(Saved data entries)
○ ○ ○ ○ ○

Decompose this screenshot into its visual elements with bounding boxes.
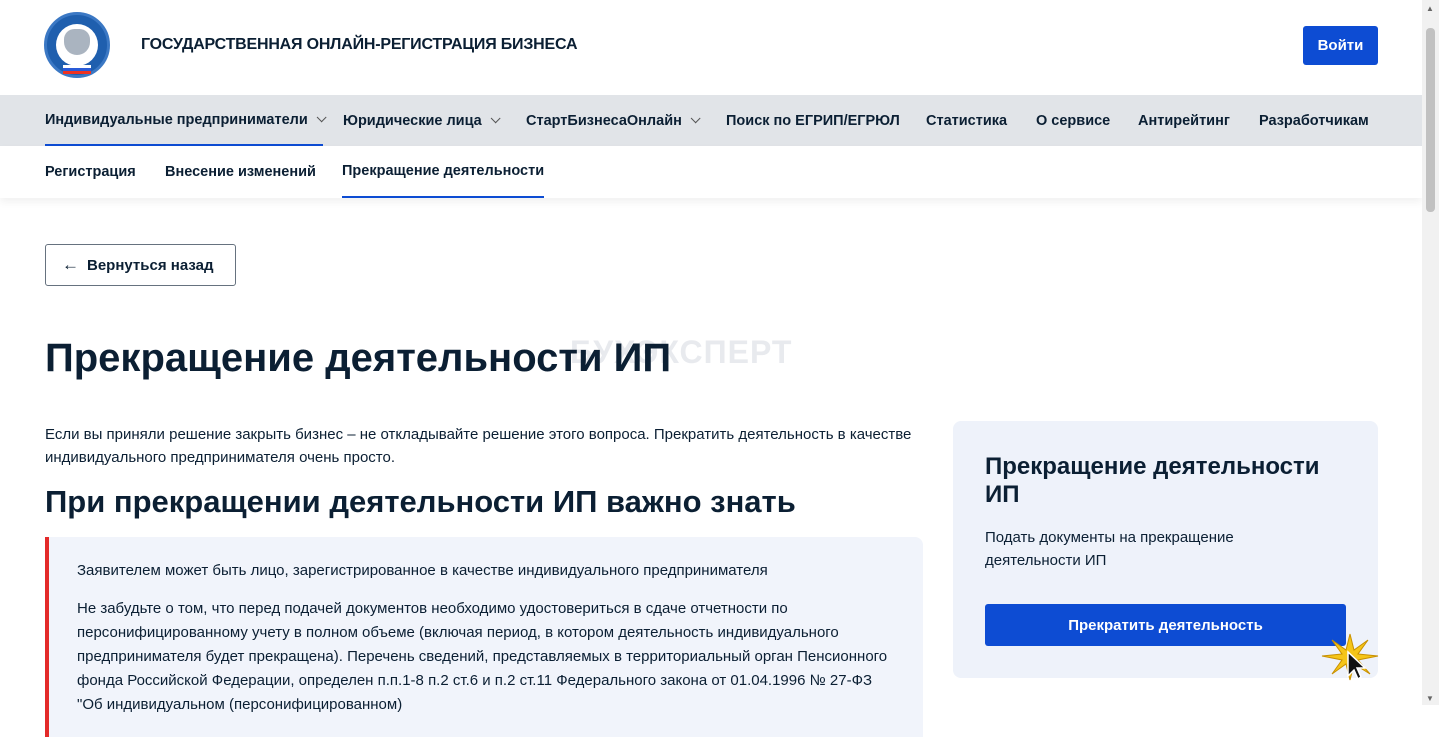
section-title: При прекращении деятельности ИП важно зн… [45, 484, 796, 519]
card-title: Прекращение деятельности ИП [985, 453, 1320, 508]
note-paragraph: Не забудьте о том, что перед подачей док… [77, 600, 888, 713]
page-title: Прекращение деятельности ИП [45, 336, 672, 380]
back-button[interactable]: ← Вернуться назад [45, 244, 236, 286]
back-label: Вернуться назад [87, 256, 214, 274]
nav-search-egrip[interactable]: Поиск по ЕГРИП/ЕГРЮЛ [726, 95, 900, 146]
nav-about[interactable]: О сервисе [1036, 95, 1110, 146]
card-text: Подать документы на прекращение деятельн… [985, 529, 1234, 569]
scroll-thumb[interactable] [1426, 28, 1435, 212]
nav-developers[interactable]: Разработчикам [1259, 95, 1369, 146]
chevron-down-icon [490, 113, 501, 124]
subnav-registration[interactable]: Регистрация [45, 146, 136, 198]
nav-antirating[interactable]: Антирейтинг [1138, 95, 1230, 146]
nav-label: СтартБизнесаОнлайн [526, 112, 682, 129]
terminate-button[interactable]: Прекратить деятельность [985, 604, 1346, 646]
main-nav: Индивидуальные предприниматели Юридическ… [0, 95, 1422, 146]
eagle-emblem-icon [64, 29, 90, 55]
nav-label: Юридические лица [343, 112, 482, 129]
subnav-termination[interactable]: Прекращение деятельности [342, 146, 545, 198]
note-paragraph: Заявителем может быть лицо, зарегистриро… [77, 562, 768, 579]
scrollbar[interactable]: ▲ ▼ [1422, 0, 1439, 705]
nav-statistics[interactable]: Статистика [926, 95, 1007, 146]
nav-label: Индивидуальные предприниматели [45, 111, 308, 128]
arrow-left-icon: ← [62, 255, 79, 274]
login-button[interactable]: Войти [1303, 26, 1378, 65]
header: ГОСУДАРСТВЕННАЯ ОНЛАЙН-РЕГИСТРАЦИЯ БИЗНЕ… [0, 0, 1422, 95]
nav-legal-entities[interactable]: Юридические лица [343, 95, 501, 146]
important-note: Заявителем может быть лицо, зарегистриро… [45, 537, 923, 737]
nav-individual-entrepreneurs[interactable]: Индивидуальные предприниматели [45, 95, 327, 146]
subnav-changes[interactable]: Внесение изменений [165, 146, 316, 198]
chevron-down-icon [316, 112, 327, 123]
site-title: ГОСУДАРСТВЕННАЯ ОНЛАЙН-РЕГИСТРАЦИЯ БИЗНЕ… [141, 36, 578, 53]
sub-nav: Регистрация Внесение изменений Прекращен… [0, 146, 1422, 198]
scroll-up-icon[interactable]: ▲ [1426, 4, 1434, 13]
intro-text: Если вы приняли решение закрыть бизнес –… [45, 426, 912, 466]
nav-startbusiness[interactable]: СтартБизнесаОнлайн [526, 95, 701, 146]
cursor-click-icon [1321, 633, 1379, 681]
termination-card: Прекращение деятельности ИП Подать докум… [953, 421, 1378, 678]
fns-logo[interactable] [44, 12, 110, 78]
scroll-down-icon[interactable]: ▼ [1426, 694, 1434, 703]
chevron-down-icon [690, 113, 701, 124]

○ ○ ○ ○ ○

- _EXERCISE BRIEF_
Retype every row above line for line, with no changes, and leave out the pictures.

- _TASK OUTPUT_
Decompose this screenshot into its visual elements with bounding boxes.
section-title: При прекращении деятельности ИП важно зн… [45, 484, 796, 519]
card-title: Прекращение деятельности ИП [985, 453, 1320, 508]
note-paragraph: Не забудьте о том, что перед подачей док… [77, 600, 888, 713]
page-title: Прекращение деятельности ИП [45, 336, 672, 380]
back-button[interactable]: ← Вернуться назад [45, 244, 236, 286]
back-label: Вернуться назад [87, 256, 214, 274]
nav-search-egrip[interactable]: Поиск по ЕГРИП/ЕГРЮЛ [726, 95, 900, 146]
nav-about[interactable]: О сервисе [1036, 95, 1110, 146]
card-text: Подать документы на прекращение деятельн… [985, 529, 1234, 569]
scroll-thumb[interactable] [1426, 28, 1435, 212]
nav-developers[interactable]: Разработчикам [1259, 95, 1369, 146]
chevron-down-icon [490, 113, 501, 124]
subnav-registration[interactable]: Регистрация [45, 146, 136, 198]
nav-antirating[interactable]: Антирейтинг [1138, 95, 1230, 146]
nav-label: СтартБизнесаОнлайн [526, 112, 682, 129]
terminate-button[interactable]: Прекратить деятельность [985, 604, 1346, 646]
main-nav: Индивидуальные предприниматели Юридическ… [0, 95, 1422, 146]
eagle-emblem-icon [64, 29, 90, 55]
nav-label: Юридические лица [343, 112, 482, 129]
subnav-termination[interactable]: Прекращение деятельности [342, 146, 545, 198]
note-paragraph: Заявителем может быть лицо, зарегистриро… [77, 562, 768, 579]
scrollbar[interactable]: ▲ ▼ [1422, 0, 1439, 705]
nav-statistics[interactable]: Статистика [926, 95, 1007, 146]
nav-label: Индивидуальные предприниматели [45, 111, 308, 128]
arrow-left-icon: ← [62, 255, 79, 274]
login-button[interactable]: Войти [1303, 26, 1378, 65]
header: ГОСУДАРСТВЕННАЯ ОНЛАЙН-РЕГИСТРАЦИЯ БИЗНЕ… [0, 0, 1422, 95]
nav-legal-entities[interactable]: Юридические лица [343, 95, 501, 146]
important-note: Заявителем может быть лицо, зарегистриро… [45, 537, 923, 737]
nav-individual-entrepreneurs[interactable]: Индивидуальные предприниматели [45, 95, 327, 146]
subnav-changes[interactable]: Внесение изменений [165, 146, 316, 198]
chevron-down-icon [316, 112, 327, 123]
site-title: ГОСУДАРСТВЕННАЯ ОНЛАЙН-РЕГИСТРАЦИЯ БИЗНЕ… [141, 36, 578, 53]
sub-nav: Регистрация Внесение изменений Прекращен… [0, 146, 1422, 198]
scroll-up-icon[interactable]: ▲ [1426, 4, 1434, 13]
intro-text: Если вы приняли решение закрыть бизнес –… [45, 426, 912, 466]
nav-startbusiness[interactable]: СтартБизнесаОнлайн [526, 95, 701, 146]
cursor-click-icon [1321, 633, 1379, 681]
termination-card: Прекращение деятельности ИП Подать докум… [953, 421, 1378, 678]
fns-logo[interactable] [44, 12, 110, 78]
scroll-down-icon[interactable]: ▼ [1426, 694, 1434, 703]
chevron-down-icon [690, 113, 701, 124]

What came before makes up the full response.